## What the exercise asks
Reproduce all the lines exactly as they stand, apart from the pictures.

## Entries
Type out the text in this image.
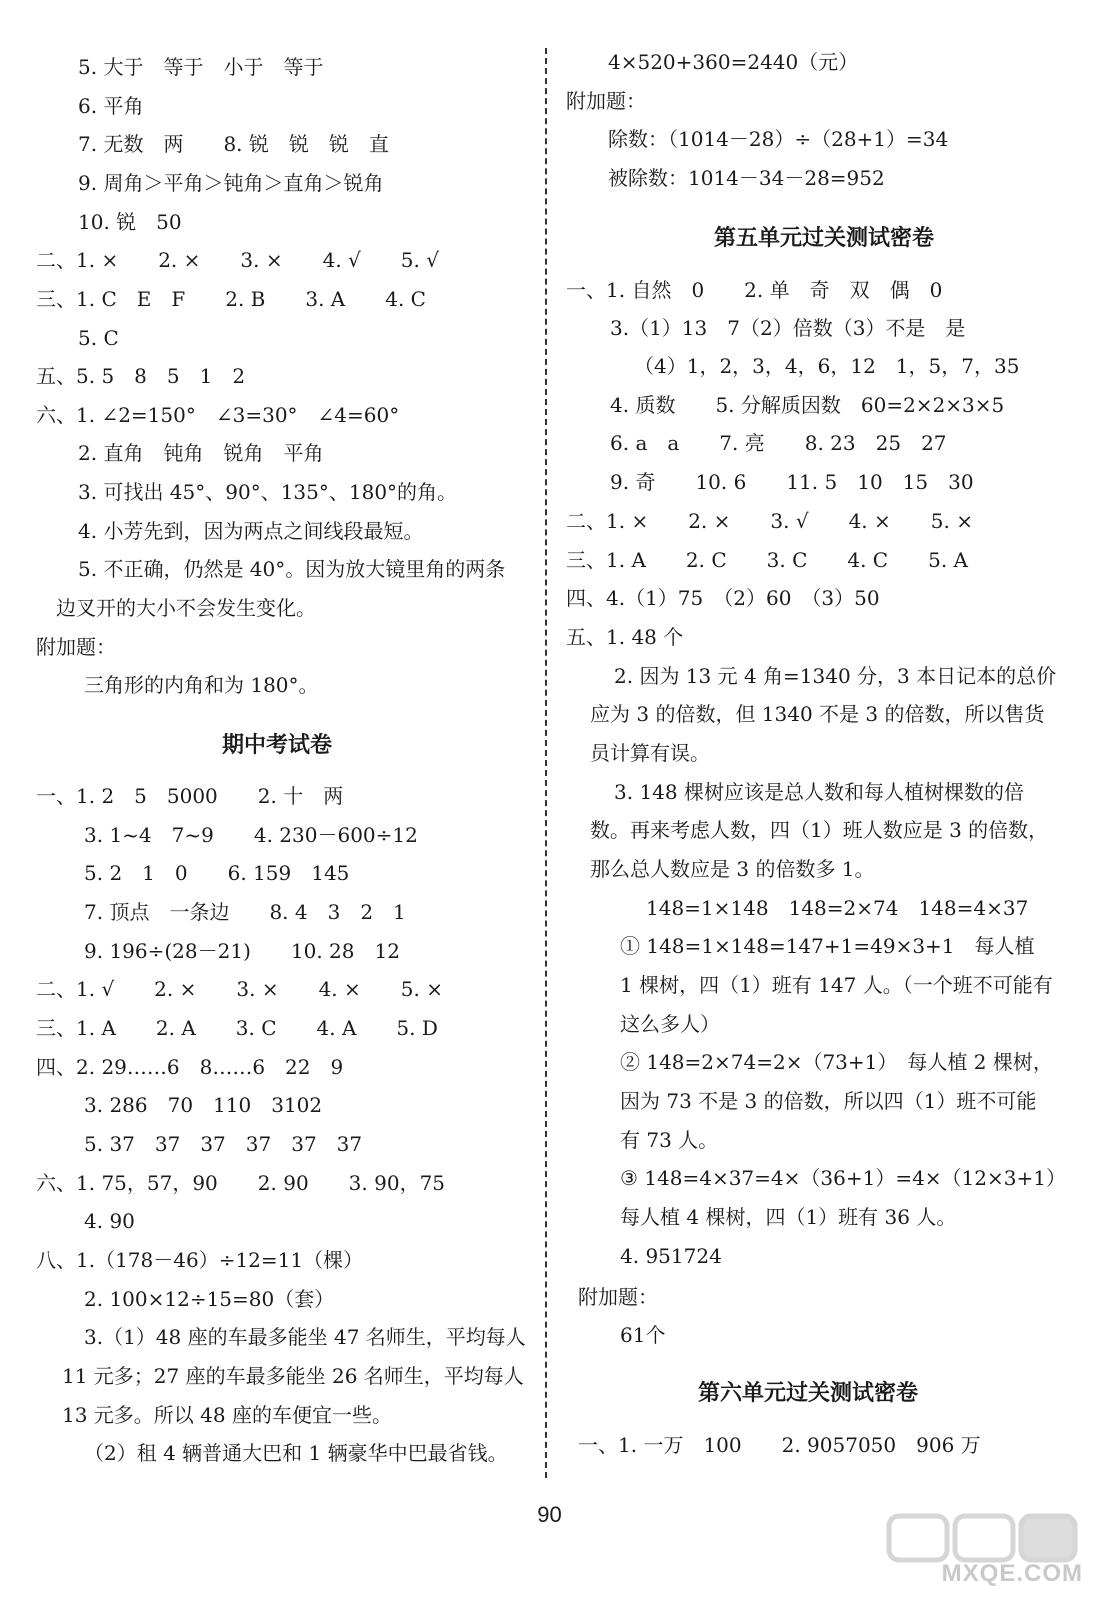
5. 大于　等于　小于　等于
6. 平角
7. 无数　两　　8. 锐　锐　锐　直
9. 周角＞平角＞钝角＞直角＞锐角
10. 锐　50
二、1. ×　　2. ×　　3. ×　　4. √　　5. √
三、1. C　E　F　　2. B　　3. A　　4. C
5. C
五、5. 5　8　5　1　2
六、1. ∠2=150°　∠3=30°　∠4=60°
2. 直角　钝角　锐角　平角
3. 可找出 45°、90°、135°、180°的角。
4. 小芳先到，因为两点之间线段最短。
5. 不正确，仍然是 40°。因为放大镜里角的两条
边叉开的大小不会发生变化。
附加题：
三角形的内角和为 180°。
期中考试卷
一、1. 2　5　5000　　2. 十　两
3. 1~4　7~9　　4. 230－600÷12
5. 2　1　0　　6. 159　145
7. 顶点　一条边　　8. 4　3　2　1
9. 196÷(28－21)　　10. 28　12
二、1. √　　2. ×　　3. ×　　4. ×　　5. ×
三、1. A　　2. A　　3. C　　4. A　　5. D
四、2. 29……6　8……6　22　9
3. 286　70　110　3102
5. 37　37　37　37　37　37
六、1. 75，57，90　　2. 90　　3. 90，75
4. 90
八、1.（178－46）÷12=11（棵）
2. 100×12÷15=80（套）
3.（1）48 座的车最多能坐 47 名师生，平均每人
11 元多；27 座的车最多能坐 26 名师生，平均每人
13 元多。所以 48 座的车便宜一些。
（2）租 4 辆普通大巴和 1 辆豪华中巴最省钱。
4×520+360=2440（元）
附加题：
除数：（1014－28）÷（28+1）=34
被除数：1014－34－28=952
第五单元过关测试密卷
一、1. 自然　0　　2. 单　奇　双　偶　0
3.（1）13　7（2）倍数（3）不是　是
（4）1，2，3，4，6，12　1，5，7，35
4. 质数　　5. 分解质因数　60=2×2×3×5
6. a　a　　7. 亮　　8. 23　25　27
9. 奇　　10. 6　　11. 5　10　15　30
二、1. ×　　2. ×　　3. √　　4. ×　　5. ×
三、1. A　　2. C　　3. C　　4. C　　5. A
四、4.（1）75　（2）60　（3）50
五、1. 48 个
2. 因为 13 元 4 角=1340 分，3 本日记本的总价
应为 3 的倍数，但 1340 不是 3 的倍数，所以售货
员计算有误。
3. 148 棵树应该是总人数和每人植树棵数的倍
数。再来考虑人数，四（1）班人数应是 3 的倍数，
那么总人数应是 3 的倍数多 1。
148=1×148　148=2×74　148=4×37
① 148=1×148=147+1=49×3+1　每人植
1 棵树，四（1）班有 147 人。（一个班不可能有
这么多人）
② 148=2×74=2×（73+1）　每人植 2 棵树，
因为 73 不是 3 的倍数，所以四（1）班不可能
有 73 人。
③ 148=4×37=4×（36+1）=4×（12×3+1）
每人植 4 棵树，四（1）班有 36 人。
4. 951724
附加题：
61个
第六单元过关测试密卷
一、1. 一万　100　　2. 9057050　906 万
90
MXQE.COM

## The reply
Type out the text in this image.
5. 大于　等于　小于　等于
6. 平角
7. 无数　两　　8. 锐　锐　锐　直
9. 周角＞平角＞钝角＞直角＞锐角
10. 锐　50
二、1. ×　　2. ×　　3. ×　　4. √　　5. √
三、1. C　E　F　　2. B　　3. A　　4. C
5. C
五、5. 5　8　5　1　2
六、1. ∠2=150°　∠3=30°　∠4=60°
2. 直角　钝角　锐角　平角
3. 可找出 45°、90°、135°、180°的角。
4. 小芳先到，因为两点之间线段最短。
5. 不正确，仍然是 40°。因为放大镜里角的两条
边叉开的大小不会发生变化。
附加题：
三角形的内角和为 180°。
期中考试卷
一、1. 2　5　5000　　2. 十　两
3. 1~4　7~9　　4. 230－600÷12
5. 2　1　0　　6. 159　145
7. 顶点　一条边　　8. 4　3　2　1
9. 196÷(28－21)　　10. 28　12
二、1. √　　2. ×　　3. ×　　4. ×　　5. ×
三、1. A　　2. A　　3. C　　4. A　　5. D
四、2. 29……6　8……6　22　9
3. 286　70　110　3102
5. 37　37　37　37　37　37
六、1. 75，57，90　　2. 90　　3. 90，75
4. 90
八、1.（178－46）÷12=11（棵）
2. 100×12÷15=80（套）
3.（1）48 座的车最多能坐 47 名师生，平均每人
11 元多；27 座的车最多能坐 26 名师生，平均每人
13 元多。所以 48 座的车便宜一些。
（2）租 4 辆普通大巴和 1 辆豪华中巴最省钱。
4×520+360=2440（元）
附加题：
除数：（1014－28）÷（28+1）=34
被除数：1014－34－28=952
第五单元过关测试密卷
一、1. 自然　0　　2. 单　奇　双　偶　0
3.（1）13　7（2）倍数（3）不是　是
（4）1，2，3，4，6，12　1，5，7，35
4. 质数　　5. 分解质因数　60=2×2×3×5
6. a　a　　7. 亮　　8. 23　25　27
9. 奇　　10. 6　　11. 5　10　15　30
二、1. ×　　2. ×　　3. √　　4. ×　　5. ×
三、1. A　　2. C　　3. C　　4. C　　5. A
四、4.（1）75　（2）60　（3）50
五、1. 48 个
2. 因为 13 元 4 角=1340 分，3 本日记本的总价
应为 3 的倍数，但 1340 不是 3 的倍数，所以售货
员计算有误。
3. 148 棵树应该是总人数和每人植树棵数的倍
数。再来考虑人数，四（1）班人数应是 3 的倍数，
那么总人数应是 3 的倍数多 1。
148=1×148　148=2×74　148=4×37
① 148=1×148=147+1=49×3+1　每人植
1 棵树，四（1）班有 147 人。（一个班不可能有
这么多人）
② 148=2×74=2×（73+1）　每人植 2 棵树，
因为 73 不是 3 的倍数，所以四（1）班不可能
有 73 人。
③ 148=4×37=4×（36+1）=4×（12×3+1）
每人植 4 棵树，四（1）班有 36 人。
4. 951724
附加题：
61个
第六单元过关测试密卷
一、1. 一万　100　　2. 9057050　906 万
90
MXQE.COM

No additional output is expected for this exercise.